[Stored items from a collection]
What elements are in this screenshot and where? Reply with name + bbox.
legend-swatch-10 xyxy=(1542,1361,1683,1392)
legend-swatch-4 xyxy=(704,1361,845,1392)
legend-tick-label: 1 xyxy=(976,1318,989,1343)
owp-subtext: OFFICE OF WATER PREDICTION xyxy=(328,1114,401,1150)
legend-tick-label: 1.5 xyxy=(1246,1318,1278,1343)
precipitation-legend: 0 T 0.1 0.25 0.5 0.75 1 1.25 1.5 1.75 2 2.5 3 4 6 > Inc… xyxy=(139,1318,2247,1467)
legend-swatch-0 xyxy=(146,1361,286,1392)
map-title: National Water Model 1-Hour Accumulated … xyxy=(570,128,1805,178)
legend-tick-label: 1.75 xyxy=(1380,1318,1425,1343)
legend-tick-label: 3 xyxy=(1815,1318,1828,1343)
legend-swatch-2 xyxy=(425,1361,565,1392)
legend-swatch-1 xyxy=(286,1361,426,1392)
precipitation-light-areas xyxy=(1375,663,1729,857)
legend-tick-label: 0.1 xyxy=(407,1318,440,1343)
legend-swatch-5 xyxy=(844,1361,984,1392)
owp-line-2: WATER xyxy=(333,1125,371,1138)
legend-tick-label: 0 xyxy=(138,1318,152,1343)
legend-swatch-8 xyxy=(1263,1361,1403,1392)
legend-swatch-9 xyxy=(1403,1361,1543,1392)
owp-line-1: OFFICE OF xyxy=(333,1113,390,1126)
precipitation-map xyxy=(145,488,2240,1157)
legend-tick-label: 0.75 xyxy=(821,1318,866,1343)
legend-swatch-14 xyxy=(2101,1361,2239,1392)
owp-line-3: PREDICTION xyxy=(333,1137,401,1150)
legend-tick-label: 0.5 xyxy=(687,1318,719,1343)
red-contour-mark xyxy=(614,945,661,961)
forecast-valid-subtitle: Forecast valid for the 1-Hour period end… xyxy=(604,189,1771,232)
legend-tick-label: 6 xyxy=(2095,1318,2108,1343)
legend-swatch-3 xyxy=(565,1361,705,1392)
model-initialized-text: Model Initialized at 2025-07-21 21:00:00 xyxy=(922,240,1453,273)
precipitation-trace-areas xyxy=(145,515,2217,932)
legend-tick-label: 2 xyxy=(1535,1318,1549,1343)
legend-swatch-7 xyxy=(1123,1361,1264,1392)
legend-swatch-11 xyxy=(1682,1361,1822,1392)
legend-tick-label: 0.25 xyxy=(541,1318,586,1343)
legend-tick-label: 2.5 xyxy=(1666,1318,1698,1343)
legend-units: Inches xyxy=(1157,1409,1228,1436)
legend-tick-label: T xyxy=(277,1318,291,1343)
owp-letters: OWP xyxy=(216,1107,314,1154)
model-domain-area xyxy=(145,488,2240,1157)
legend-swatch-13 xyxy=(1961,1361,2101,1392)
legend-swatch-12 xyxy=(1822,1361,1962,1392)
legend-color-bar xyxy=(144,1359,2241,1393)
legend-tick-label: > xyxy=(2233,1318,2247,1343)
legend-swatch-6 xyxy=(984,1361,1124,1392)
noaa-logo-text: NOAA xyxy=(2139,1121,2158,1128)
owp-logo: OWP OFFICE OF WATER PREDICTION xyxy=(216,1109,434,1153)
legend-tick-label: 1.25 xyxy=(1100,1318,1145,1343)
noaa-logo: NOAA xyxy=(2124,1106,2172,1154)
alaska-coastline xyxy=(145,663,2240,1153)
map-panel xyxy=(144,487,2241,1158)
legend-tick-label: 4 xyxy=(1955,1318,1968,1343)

◆ WHAT YOU SHOULD DO ◆
Put all the lines above into a numbered list, leaving out any blank lines.

◆ WRITTEN RESPONSE ◆
1. What elements are in this screenshot and where? Reply with name + bbox.
2. legend-swatch-10 xyxy=(1542,1361,1683,1392)
3. legend-swatch-4 xyxy=(704,1361,845,1392)
4. legend-tick-label: 1 xyxy=(976,1318,989,1343)
5. owp-subtext: OFFICE OF WATER PREDICTION xyxy=(328,1114,401,1150)
6. legend-tick-label: 1.5 xyxy=(1246,1318,1278,1343)
7. precipitation-legend: 0 T 0.1 0.25 0.5 0.75 1 1.25 1.5 1.75 2 2.5 3 4 6 > Inc… xyxy=(139,1318,2247,1467)
8. legend-swatch-0 xyxy=(146,1361,286,1392)
9. map-title: National Water Model 1-Hour Accumulated … xyxy=(570,128,1805,178)
10. legend-tick-label: 1.75 xyxy=(1380,1318,1425,1343)
11. legend-tick-label: 3 xyxy=(1815,1318,1828,1343)
12. legend-swatch-2 xyxy=(425,1361,565,1392)
13. legend-swatch-1 xyxy=(286,1361,426,1392)
14. precipitation-light-areas xyxy=(1375,663,1729,857)
15. legend-tick-label: 0.1 xyxy=(407,1318,440,1343)
16. legend-swatch-5 xyxy=(844,1361,984,1392)
17. owp-line-2: WATER xyxy=(333,1125,371,1138)
18. legend-tick-label: 0 xyxy=(138,1318,152,1343)
19. legend-swatch-8 xyxy=(1263,1361,1403,1392)
20. legend-swatch-9 xyxy=(1403,1361,1543,1392)
21. owp-line-1: OFFICE OF xyxy=(333,1113,390,1126)
22. precipitation-map xyxy=(145,488,2240,1157)
23. legend-tick-label: 0.75 xyxy=(821,1318,866,1343)
24. legend-swatch-14 xyxy=(2101,1361,2239,1392)
25. owp-line-3: PREDICTION xyxy=(333,1137,401,1150)
26. legend-tick-label: 0.5 xyxy=(687,1318,719,1343)
27. red-contour-mark xyxy=(614,945,661,961)
28. forecast-valid-subtitle: Forecast valid for the 1-Hour period end… xyxy=(604,189,1771,232)
29. legend-tick-label: 6 xyxy=(2095,1318,2108,1343)
30. legend-swatch-3 xyxy=(565,1361,705,1392)
31. model-initialized-text: Model Initialized at 2025-07-21 21:00:00 xyxy=(922,240,1453,273)
32. precipitation-trace-areas xyxy=(145,515,2217,932)
33. legend-tick-label: 2 xyxy=(1535,1318,1549,1343)
34. legend-swatch-7 xyxy=(1123,1361,1264,1392)
35. legend-swatch-11 xyxy=(1682,1361,1822,1392)
36. legend-tick-label: 0.25 xyxy=(541,1318,586,1343)
37. legend-tick-label: 2.5 xyxy=(1666,1318,1698,1343)
38. legend-units: Inches xyxy=(1157,1409,1228,1436)
39. legend-tick-label: T xyxy=(277,1318,291,1343)
40. owp-letters: OWP xyxy=(216,1107,314,1154)
41. model-domain-area xyxy=(145,488,2240,1157)
42. legend-swatch-13 xyxy=(1961,1361,2101,1392)
43. legend-swatch-12 xyxy=(1822,1361,1962,1392)
44. legend-color-bar xyxy=(144,1359,2241,1393)
45. legend-tick-label: > xyxy=(2233,1318,2247,1343)
46. legend-swatch-6 xyxy=(984,1361,1124,1392)
47. noaa-logo-text: NOAA xyxy=(2139,1121,2158,1128)
48. owp-logo: OWP OFFICE OF WATER PREDICTION xyxy=(216,1109,434,1153)
49. legend-tick-label: 1.25 xyxy=(1100,1318,1145,1343)
50. noaa-logo: NOAA xyxy=(2124,1106,2172,1154)
51. alaska-coastline xyxy=(145,663,2240,1153)
52. map-panel xyxy=(144,487,2241,1158)
53. legend-tick-label: 4 xyxy=(1955,1318,1968,1343)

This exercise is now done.